• [DESCRIPTION OF THE TASK] Search the listing below for the string "Outer" and show each line that contains it.

-- START --

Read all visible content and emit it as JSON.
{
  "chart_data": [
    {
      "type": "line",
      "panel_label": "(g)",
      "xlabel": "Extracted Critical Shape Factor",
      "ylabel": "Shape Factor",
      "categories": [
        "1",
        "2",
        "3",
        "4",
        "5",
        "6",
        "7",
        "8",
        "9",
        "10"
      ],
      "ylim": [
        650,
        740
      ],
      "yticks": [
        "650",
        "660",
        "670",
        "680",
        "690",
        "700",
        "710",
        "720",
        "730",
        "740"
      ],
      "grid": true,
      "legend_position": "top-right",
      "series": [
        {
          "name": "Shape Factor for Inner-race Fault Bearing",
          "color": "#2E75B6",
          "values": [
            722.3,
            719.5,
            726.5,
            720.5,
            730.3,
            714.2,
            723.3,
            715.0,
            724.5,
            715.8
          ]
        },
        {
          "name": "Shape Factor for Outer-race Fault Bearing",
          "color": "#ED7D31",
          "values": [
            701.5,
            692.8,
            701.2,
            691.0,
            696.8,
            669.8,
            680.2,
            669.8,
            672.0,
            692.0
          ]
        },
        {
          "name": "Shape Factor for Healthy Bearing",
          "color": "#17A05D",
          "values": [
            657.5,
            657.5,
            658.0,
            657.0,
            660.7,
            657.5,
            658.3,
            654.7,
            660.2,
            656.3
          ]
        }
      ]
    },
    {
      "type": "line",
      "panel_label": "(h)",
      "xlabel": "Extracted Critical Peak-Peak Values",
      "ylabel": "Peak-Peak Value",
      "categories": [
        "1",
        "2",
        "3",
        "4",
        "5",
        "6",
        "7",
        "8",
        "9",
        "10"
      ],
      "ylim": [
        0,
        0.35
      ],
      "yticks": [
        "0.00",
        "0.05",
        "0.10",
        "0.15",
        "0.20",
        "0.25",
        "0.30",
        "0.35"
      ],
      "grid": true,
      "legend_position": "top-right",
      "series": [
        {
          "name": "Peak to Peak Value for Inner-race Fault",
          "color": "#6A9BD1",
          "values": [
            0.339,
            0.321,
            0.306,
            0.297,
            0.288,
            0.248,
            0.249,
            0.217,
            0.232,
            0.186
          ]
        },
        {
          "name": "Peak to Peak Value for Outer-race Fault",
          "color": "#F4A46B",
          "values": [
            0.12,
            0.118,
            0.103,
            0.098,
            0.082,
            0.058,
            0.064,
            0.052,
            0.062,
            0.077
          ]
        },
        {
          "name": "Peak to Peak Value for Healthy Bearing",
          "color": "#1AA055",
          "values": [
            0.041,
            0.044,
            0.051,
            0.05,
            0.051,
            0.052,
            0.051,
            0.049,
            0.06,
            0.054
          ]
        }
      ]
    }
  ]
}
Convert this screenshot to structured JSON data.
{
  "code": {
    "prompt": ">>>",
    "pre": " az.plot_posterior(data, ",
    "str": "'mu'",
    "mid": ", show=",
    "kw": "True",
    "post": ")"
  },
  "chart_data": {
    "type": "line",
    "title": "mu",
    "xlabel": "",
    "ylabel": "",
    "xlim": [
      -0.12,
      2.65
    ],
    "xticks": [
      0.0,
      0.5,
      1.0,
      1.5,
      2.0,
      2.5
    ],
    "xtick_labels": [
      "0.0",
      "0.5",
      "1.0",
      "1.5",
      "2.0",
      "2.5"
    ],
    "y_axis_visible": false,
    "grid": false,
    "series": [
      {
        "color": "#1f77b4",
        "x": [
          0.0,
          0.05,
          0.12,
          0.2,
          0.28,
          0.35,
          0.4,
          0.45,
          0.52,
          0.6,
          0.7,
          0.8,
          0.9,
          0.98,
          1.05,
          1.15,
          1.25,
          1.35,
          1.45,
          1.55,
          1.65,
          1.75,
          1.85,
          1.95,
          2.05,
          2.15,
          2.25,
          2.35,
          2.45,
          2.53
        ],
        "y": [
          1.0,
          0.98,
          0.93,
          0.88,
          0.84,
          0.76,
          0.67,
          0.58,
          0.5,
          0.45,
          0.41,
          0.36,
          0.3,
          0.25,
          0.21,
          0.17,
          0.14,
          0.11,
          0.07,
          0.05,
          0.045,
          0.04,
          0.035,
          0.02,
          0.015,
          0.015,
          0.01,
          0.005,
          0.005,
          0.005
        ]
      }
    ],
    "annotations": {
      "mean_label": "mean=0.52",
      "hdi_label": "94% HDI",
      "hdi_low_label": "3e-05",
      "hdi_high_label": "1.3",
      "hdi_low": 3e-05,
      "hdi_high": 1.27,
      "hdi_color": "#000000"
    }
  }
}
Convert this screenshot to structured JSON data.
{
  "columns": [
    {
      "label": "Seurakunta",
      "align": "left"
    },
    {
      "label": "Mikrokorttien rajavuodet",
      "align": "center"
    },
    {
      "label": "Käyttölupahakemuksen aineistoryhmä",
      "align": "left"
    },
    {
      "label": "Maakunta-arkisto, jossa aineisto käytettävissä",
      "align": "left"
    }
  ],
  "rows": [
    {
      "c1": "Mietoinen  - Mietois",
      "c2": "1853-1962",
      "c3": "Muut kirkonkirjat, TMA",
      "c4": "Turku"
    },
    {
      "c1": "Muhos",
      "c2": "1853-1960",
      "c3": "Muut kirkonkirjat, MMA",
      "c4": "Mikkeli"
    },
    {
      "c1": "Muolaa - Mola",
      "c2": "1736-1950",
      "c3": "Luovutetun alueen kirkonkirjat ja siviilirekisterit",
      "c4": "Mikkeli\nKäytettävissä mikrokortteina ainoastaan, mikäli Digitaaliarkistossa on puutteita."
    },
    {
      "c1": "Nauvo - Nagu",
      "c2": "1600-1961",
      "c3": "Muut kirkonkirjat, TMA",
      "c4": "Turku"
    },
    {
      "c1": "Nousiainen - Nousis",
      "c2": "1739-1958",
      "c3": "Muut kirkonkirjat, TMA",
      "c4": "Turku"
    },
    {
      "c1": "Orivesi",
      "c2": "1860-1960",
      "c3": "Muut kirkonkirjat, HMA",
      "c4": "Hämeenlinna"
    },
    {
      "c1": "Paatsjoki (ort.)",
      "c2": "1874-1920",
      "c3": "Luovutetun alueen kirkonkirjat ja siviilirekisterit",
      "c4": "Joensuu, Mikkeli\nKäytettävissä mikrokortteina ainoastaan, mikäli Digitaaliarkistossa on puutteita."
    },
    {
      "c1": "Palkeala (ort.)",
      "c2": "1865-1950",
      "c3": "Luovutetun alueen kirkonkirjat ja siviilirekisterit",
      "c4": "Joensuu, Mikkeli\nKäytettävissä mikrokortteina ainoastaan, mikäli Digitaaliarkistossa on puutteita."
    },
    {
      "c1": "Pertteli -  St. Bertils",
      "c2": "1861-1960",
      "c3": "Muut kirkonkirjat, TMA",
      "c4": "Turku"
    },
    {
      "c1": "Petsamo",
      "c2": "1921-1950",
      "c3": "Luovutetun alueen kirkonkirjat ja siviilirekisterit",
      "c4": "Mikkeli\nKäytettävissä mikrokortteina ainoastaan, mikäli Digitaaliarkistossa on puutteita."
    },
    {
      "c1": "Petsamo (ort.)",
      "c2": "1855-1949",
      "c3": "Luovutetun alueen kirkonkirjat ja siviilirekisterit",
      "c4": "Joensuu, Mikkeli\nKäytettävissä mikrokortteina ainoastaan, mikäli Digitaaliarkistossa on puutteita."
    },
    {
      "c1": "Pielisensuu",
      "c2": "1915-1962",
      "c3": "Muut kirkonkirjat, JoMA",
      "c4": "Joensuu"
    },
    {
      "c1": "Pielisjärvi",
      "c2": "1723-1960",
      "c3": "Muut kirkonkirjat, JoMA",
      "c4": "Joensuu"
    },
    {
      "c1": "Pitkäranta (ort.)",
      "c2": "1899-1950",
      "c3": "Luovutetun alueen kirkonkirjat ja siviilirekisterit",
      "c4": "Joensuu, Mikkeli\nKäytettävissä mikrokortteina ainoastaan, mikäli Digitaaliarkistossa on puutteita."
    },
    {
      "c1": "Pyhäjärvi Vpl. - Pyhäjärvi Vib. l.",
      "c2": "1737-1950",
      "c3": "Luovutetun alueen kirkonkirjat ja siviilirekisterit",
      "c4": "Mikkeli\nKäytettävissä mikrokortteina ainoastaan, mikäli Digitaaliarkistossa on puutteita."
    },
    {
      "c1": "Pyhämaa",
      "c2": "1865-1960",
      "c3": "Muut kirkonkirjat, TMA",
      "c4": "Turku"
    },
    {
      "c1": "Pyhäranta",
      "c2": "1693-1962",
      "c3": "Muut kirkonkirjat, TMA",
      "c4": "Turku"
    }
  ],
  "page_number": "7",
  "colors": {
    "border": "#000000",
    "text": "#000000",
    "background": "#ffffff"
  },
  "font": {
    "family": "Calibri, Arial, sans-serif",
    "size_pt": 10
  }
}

-- END --

• [ANSWER TO THIS EXERCISE]
          "name": "Shape Factor for Outer-race Fault Bearing",
          "name": "Peak to Peak Value for Outer-race Fault",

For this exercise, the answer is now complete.